__Source text__.
"""

As with the rest of Wanderlust, "Young Blood" was composed by the English musician Ed Harcourt, with additional songwriting from Ellis-Bextor. It was recorded at the State of the Ark studios, mixed and engineered by Richard Woodcruft, and mastered by Miles Showell. It is a chamber pop piano ballad, with a viola, a violin, muffled drums, a cello and a double bass.

According to the sheet music published by Universal Music, it is set in a tempo of 60 beats per minute. It is written in the key of F major, and its verses follow the chord progression B♭mai_{7}—F. The song begins with a gentle piano melody, transitioning into Ellis-Bextor's sung section. During the verses of the song, she sings in a low register, reaching her lowest note of F_{4}; conversely, in the chorus, her voice reaches C_{6} and trembles. Throughout the song, her vocals are restrained and incorporate the melisma technique. The bridge of the song features "choral harmonies". The song's lyrics are written in first and second-person narrative, following the common verse-chorus form. According to Ludovic Hunter-Tilney from Financial Times, the track discusses "the joys of growing old with one's spouse".

==Reception==
For Time Out magazine, Clare Considine described "Young Blood" as a "delicate love song" and opined that the strings and piano melodies effectively complement Ellis-Bextor's vocals. Michael Cragg of The Guardian stated that the song's sonority "fits [Ellis-Bextor] like a glove", and also deemed its melody "gorgeous". James Gareth from Clash characterised the song as "sincerely beautiful", and Digital Spy's Robert Copsey agreed, calling it "doe-eyed" and "fantastically pretty". From Virgin Media, Matthew Horton called the track "heart-stinging", while Hermoine Hoby, writing for The Observer considered that the song is "surprisingly successfully" similar to the works of Adele. Sam Lansky of Idolator complimented the song for being "beautiful" and "timeless". Louise Bruton from The Irish Times wrote that Ellis-Bextor's "icy vocals forgive[d]" the "blunders" of Wanderlust, while musicOMH's Kate Bennett provided a polarized review for the song. Although she praised Ellis-Bextor's vocals, Bennett described the track as "heroine-gazing-forlornly-into-the-distance" due to its instrumentation. David Farrell, writing on behalf of PopMatters, commented that "Young Blood" was the best of the album and highlighted Ellis-Bextor's vocal performance.

"""

__Document understanding data__.
"""

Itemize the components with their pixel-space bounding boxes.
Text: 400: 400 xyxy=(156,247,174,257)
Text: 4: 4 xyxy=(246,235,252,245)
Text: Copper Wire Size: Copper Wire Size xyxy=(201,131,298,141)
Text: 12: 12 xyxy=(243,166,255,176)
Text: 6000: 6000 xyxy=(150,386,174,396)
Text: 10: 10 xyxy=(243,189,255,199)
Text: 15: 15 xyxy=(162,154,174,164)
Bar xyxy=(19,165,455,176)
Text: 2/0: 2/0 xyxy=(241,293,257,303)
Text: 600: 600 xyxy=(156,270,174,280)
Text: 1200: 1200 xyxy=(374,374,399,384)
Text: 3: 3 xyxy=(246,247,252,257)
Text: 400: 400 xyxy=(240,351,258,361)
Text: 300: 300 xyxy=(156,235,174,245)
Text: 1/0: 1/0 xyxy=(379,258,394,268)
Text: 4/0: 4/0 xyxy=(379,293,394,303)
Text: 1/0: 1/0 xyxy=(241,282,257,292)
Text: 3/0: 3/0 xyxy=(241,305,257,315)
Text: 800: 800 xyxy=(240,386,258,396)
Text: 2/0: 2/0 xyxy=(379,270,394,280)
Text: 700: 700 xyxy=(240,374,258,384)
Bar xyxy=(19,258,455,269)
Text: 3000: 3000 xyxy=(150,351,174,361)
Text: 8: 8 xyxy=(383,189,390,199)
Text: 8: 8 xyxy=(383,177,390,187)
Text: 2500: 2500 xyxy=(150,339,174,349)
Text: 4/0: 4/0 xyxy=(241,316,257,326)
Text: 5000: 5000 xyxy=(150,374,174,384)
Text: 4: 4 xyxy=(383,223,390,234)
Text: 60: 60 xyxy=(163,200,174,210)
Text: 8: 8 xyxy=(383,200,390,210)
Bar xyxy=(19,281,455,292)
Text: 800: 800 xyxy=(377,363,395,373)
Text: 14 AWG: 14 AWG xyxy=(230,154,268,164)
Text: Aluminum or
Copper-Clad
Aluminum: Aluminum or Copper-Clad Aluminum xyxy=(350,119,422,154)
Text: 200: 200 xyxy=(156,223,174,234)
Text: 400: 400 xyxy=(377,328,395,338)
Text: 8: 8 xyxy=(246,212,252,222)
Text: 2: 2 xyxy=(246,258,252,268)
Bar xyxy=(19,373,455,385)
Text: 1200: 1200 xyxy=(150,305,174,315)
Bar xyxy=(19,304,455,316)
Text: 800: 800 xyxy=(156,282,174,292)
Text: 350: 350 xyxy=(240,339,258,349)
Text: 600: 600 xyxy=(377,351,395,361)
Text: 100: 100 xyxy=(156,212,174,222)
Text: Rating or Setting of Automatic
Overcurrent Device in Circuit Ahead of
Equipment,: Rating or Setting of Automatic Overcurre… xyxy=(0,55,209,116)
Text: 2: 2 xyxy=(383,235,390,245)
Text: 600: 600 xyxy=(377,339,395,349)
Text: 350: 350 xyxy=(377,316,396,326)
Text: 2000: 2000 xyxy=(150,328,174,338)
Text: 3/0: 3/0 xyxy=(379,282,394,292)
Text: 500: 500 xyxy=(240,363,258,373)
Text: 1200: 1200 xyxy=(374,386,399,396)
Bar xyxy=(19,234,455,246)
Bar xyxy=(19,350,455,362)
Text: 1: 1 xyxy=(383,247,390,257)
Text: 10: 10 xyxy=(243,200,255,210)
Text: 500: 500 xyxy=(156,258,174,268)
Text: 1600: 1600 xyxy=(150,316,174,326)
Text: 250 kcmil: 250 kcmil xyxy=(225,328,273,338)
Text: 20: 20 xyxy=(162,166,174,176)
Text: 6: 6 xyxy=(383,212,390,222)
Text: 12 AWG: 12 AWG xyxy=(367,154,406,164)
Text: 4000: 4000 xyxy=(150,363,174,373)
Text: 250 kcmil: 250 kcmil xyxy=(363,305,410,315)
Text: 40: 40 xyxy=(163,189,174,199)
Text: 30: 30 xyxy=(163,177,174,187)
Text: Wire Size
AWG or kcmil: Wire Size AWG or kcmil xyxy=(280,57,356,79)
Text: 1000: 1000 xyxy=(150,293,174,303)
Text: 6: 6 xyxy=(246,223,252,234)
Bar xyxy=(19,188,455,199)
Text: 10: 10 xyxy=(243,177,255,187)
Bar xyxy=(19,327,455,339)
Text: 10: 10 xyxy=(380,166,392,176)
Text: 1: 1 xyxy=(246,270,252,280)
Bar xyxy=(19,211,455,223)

"""

__Parts of the exercise__.
1. Who mastered the song, according to the "Young Blood" text?
2. In the "Young Blood" text, the song is described as a piano ballad "with" several other instruments. List every instrument named there besides the piano.
3. Please extend the "Young Blood" text, starting after its final sentence.
These entries are separate from the "Young Blood" text.

__Answers per task__.
1. Miles Showell

2. Viola, violin, muffled drums, cello, double bass

3.
The song only charted in the United Kingdom. Reaching number 34 on its singles chart, the song became Ellis-Bextor's first to enter the chart since "Bittersweet", which was released in 2010 and peaked at 25. "Young Blood" spent three weeks on the chart, and as of January 2014, it is her fifteenth best-selling song in the country. On the UK Indie chart, the track reached number 3.

==Release and promotion==
A demo version of "Young Blood" was released on 27 March 2013, as a complimentary download on Ellis-Bextor's website. Selected as the lead single of Wanderlust, the song was released as a standalone digital download on 21 November of that year. A CD single of the track was sent to radio stations in that month, including the album version of it as well as a radio edit; the song was eventually playlisted by hot adult contemporary UK station BBC Radio 2. Ellis-Bextor revealed that she chose "Young Blood" as the first single from Wanderlust because she found it representative of the album's sound.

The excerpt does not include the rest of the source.